Objective – Reproduce the whole listing, character for character.

Listed records –
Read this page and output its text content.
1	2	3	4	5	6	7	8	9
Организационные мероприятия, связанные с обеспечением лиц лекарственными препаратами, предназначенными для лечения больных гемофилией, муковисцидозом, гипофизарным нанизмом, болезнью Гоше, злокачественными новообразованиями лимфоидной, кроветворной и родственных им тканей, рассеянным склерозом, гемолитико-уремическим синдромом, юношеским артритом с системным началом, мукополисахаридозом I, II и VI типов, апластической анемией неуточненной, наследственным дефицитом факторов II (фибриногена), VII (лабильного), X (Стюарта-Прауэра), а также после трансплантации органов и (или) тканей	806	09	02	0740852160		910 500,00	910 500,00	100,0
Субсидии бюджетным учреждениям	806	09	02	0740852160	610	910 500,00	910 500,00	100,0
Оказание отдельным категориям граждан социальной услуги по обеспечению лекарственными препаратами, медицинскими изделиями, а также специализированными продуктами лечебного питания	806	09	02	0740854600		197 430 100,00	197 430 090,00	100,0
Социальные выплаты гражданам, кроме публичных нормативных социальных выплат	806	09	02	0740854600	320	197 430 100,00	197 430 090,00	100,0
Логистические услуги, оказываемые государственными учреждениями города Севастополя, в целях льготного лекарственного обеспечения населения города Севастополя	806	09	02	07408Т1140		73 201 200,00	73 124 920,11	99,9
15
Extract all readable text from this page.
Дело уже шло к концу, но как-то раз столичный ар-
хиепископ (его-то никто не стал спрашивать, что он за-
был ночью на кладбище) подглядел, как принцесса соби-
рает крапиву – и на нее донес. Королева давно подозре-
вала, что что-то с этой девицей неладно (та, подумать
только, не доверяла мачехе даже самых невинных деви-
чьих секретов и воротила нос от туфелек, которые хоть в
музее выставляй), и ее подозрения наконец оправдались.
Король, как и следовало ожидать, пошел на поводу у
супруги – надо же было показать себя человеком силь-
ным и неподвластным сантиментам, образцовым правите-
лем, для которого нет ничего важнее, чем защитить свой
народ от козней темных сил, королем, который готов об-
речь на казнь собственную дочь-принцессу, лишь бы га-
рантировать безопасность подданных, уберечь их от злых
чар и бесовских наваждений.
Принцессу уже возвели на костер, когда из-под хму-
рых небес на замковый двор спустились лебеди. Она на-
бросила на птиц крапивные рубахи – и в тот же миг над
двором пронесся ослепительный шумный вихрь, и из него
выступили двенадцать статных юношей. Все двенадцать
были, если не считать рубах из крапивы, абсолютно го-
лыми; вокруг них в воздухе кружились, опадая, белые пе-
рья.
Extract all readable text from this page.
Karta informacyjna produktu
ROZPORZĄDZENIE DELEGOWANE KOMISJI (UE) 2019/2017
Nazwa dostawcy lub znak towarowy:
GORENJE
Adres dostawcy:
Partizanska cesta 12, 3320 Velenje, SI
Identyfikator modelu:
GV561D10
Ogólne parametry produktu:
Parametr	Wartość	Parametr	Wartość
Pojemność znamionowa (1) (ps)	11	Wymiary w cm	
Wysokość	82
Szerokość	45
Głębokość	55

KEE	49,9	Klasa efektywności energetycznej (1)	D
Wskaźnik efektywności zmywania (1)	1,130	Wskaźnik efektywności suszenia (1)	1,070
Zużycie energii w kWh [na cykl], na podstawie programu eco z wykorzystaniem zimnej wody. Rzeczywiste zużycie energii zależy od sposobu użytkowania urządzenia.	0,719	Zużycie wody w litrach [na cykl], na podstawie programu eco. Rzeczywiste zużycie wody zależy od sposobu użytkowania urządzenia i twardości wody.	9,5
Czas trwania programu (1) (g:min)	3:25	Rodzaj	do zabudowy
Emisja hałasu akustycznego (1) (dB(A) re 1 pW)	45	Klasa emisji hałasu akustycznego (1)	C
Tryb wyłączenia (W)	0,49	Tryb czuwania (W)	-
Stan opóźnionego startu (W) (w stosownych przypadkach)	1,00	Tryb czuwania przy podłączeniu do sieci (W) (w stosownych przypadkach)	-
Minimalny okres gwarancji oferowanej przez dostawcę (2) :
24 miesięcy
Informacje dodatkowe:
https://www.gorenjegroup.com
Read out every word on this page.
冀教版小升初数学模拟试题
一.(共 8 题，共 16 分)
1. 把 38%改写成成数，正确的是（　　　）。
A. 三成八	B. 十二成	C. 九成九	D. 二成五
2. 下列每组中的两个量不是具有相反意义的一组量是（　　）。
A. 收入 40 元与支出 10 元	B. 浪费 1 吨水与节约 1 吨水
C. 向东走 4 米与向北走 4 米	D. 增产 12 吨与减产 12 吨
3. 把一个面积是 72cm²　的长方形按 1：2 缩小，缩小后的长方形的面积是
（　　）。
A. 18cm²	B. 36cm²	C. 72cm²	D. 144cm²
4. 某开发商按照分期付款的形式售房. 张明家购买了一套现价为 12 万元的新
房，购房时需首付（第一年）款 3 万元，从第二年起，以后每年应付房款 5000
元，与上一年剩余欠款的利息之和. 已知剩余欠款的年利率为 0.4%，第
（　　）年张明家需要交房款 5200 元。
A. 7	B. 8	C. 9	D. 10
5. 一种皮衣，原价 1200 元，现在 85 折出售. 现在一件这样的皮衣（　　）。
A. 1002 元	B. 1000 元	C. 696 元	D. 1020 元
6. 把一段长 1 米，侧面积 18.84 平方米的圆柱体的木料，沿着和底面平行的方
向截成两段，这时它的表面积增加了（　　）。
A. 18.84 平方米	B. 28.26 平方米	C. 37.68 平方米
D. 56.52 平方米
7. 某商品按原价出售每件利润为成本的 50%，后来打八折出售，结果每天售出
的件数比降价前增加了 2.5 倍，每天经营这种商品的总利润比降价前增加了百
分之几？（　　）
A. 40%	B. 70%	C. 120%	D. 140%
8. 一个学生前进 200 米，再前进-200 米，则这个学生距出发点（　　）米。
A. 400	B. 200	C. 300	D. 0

Written solution –
Read this page and output its text content.
1	2	3	4	5	6	7	8	9
Организационные мероприятия, связанные с обеспечением лиц лекарственными препаратами, предназначенными для лечения больных гемофилией, муковисцидозом, гипофизарным нанизмом, болезнью Гоше, злокачественными новообразованиями лимфоидной, кроветворной и родственных им тканей, рассеянным склерозом, гемолитико-уремическим синдромом, юношеским артритом с системным началом, мукополисахаридозом I, II и VI типов, апластической анемией неуточненной, наследственным дефицитом факторов II (фибриногена), VII (лабильного), X (Стюарта-Прауэра), а также после трансплантации органов и (или) тканей	806	09	02	0740852160		910 500,00	910 500,00	100,0
Субсидии бюджетным учреждениям	806	09	02	0740852160	610	910 500,00	910 500,00	100,0
Оказание отдельным категориям граждан социальной услуги по обеспечению лекарственными препаратами, медицинскими изделиями, а также специализированными продуктами лечебного питания	806	09	02	0740854600		197 430 100,00	197 430 090,00	100,0
Социальные выплаты гражданам, кроме публичных нормативных социальных выплат	806	09	02	0740854600	320	197 430 100,00	197 430 090,00	100,0
Логистические услуги, оказываемые государственными учреждениями города Севастополя, в целях льготного лекарственного обеспечения населения города Севастополя	806	09	02	07408Т1140		73 201 200,00	73 124 920,11	99,9
15
Extract all readable text from this page.
Дело уже шло к концу, но как-то раз столичный ар-
хиепископ (его-то никто не стал спрашивать, что он за-
был ночью на кладбище) подглядел, как принцесса соби-
рает крапиву – и на нее донес. Королева давно подозре-
вала, что что-то с этой девицей неладно (та, подумать
только, не доверяла мачехе даже самых невинных деви-
чьих секретов и воротила нос от туфелек, которые хоть в
музее выставляй), и ее подозрения наконец оправдались.
Король, как и следовало ожидать, пошел на поводу у
супруги – надо же было показать себя человеком силь-
ным и неподвластным сантиментам, образцовым правите-
лем, для которого нет ничего важнее, чем защитить свой
народ от козней темных сил, королем, который готов об-
речь на казнь собственную дочь-принцессу, лишь бы га-
рантировать безопасность подданных, уберечь их от злых
чар и бесовских наваждений.
Принцессу уже возвели на костер, когда из-под хму-
рых небес на замковый двор спустились лебеди. Она на-
бросила на птиц крапивные рубахи – и в тот же миг над
двором пронесся ослепительный шумный вихрь, и из него
выступили двенадцать статных юношей. Все двенадцать
были, если не считать рубах из крапивы, абсолютно го-
лыми; вокруг них в воздухе кружились, опадая, белые пе-
рья.
Extract all readable text from this page.
Karta informacyjna produktu
ROZPORZĄDZENIE DELEGOWANE KOMISJI (UE) 2019/2017
Nazwa dostawcy lub znak towarowy:
GORENJE
Adres dostawcy:
Partizanska cesta 12, 3320 Velenje, SI
Identyfikator modelu:
GV561D10
Ogólne parametry produktu:
Parametr	Wartość	Parametr	Wartość
Pojemność znamionowa (1) (ps)	11	Wymiary w cm	
Wysokość	82
Szerokość	45
Głębokość	55

KEE	49,9	Klasa efektywności energetycznej (1)	D
Wskaźnik efektywności zmywania (1)	1,130	Wskaźnik efektywności suszenia (1)	1,070
Zużycie energii w kWh [na cykl], na podstawie programu eco z wykorzystaniem zimnej wody. Rzeczywiste zużycie energii zależy od sposobu użytkowania urządzenia.	0,719	Zużycie wody w litrach [na cykl], na podstawie programu eco. Rzeczywiste zużycie wody zależy od sposobu użytkowania urządzenia i twardości wody.	9,5
Czas trwania programu (1) (g:min)	3:25	Rodzaj	do zabudowy
Emisja hałasu akustycznego (1) (dB(A) re 1 pW)	45	Klasa emisji hałasu akustycznego (1)	C
Tryb wyłączenia (W)	0,49	Tryb czuwania (W)	-
Stan opóźnionego startu (W) (w stosownych przypadkach)	1,00	Tryb czuwania przy podłączeniu do sieci (W) (w stosownych przypadkach)	-
Minimalny okres gwarancji oferowanej przez dostawcę (2) :
24 miesięcy
Informacje dodatkowe:
https://www.gorenjegroup.com
Read out every word on this page.
冀教版小升初数学模拟试题
一.(共 8 题，共 16 分)
1. 把 38%改写成成数，正确的是（　　　）。
A. 三成八	B. 十二成	C. 九成九	D. 二成五
2. 下列每组中的两个量不是具有相反意义的一组量是（　　）。
A. 收入 40 元与支出 10 元	B. 浪费 1 吨水与节约 1 吨水
C. 向东走 4 米与向北走 4 米	D. 增产 12 吨与减产 12 吨
3. 把一个面积是 72cm²　的长方形按 1：2 缩小，缩小后的长方形的面积是
（　　）。
A. 18cm²	B. 36cm²	C. 72cm²	D. 144cm²
4. 某开发商按照分期付款的形式售房. 张明家购买了一套现价为 12 万元的新
房，购房时需首付（第一年）款 3 万元，从第二年起，以后每年应付房款 5000
元，与上一年剩余欠款的利息之和. 已知剩余欠款的年利率为 0.4%，第
（　　）年张明家需要交房款 5200 元。
A. 7	B. 8	C. 9	D. 10
5. 一种皮衣，原价 1200 元，现在 85 折出售. 现在一件这样的皮衣（　　）。
A. 1002 元	B. 1000 元	C. 696 元	D. 1020 元
6. 把一段长 1 米，侧面积 18.84 平方米的圆柱体的木料，沿着和底面平行的方
向截成两段，这时它的表面积增加了（　　）。
A. 18.84 平方米	B. 28.26 平方米	C. 37.68 平方米
D. 56.52 平方米
7. 某商品按原价出售每件利润为成本的 50%，后来打八折出售，结果每天售出
的件数比降价前增加了 2.5 倍，每天经营这种商品的总利润比降价前增加了百
分之几？（　　）
A. 40%	B. 70%	C. 120%	D. 140%
8. 一个学生前进 200 米，再前进-200 米，则这个学生距出发点（　　）米。
A. 400	B. 200	C. 300	D. 0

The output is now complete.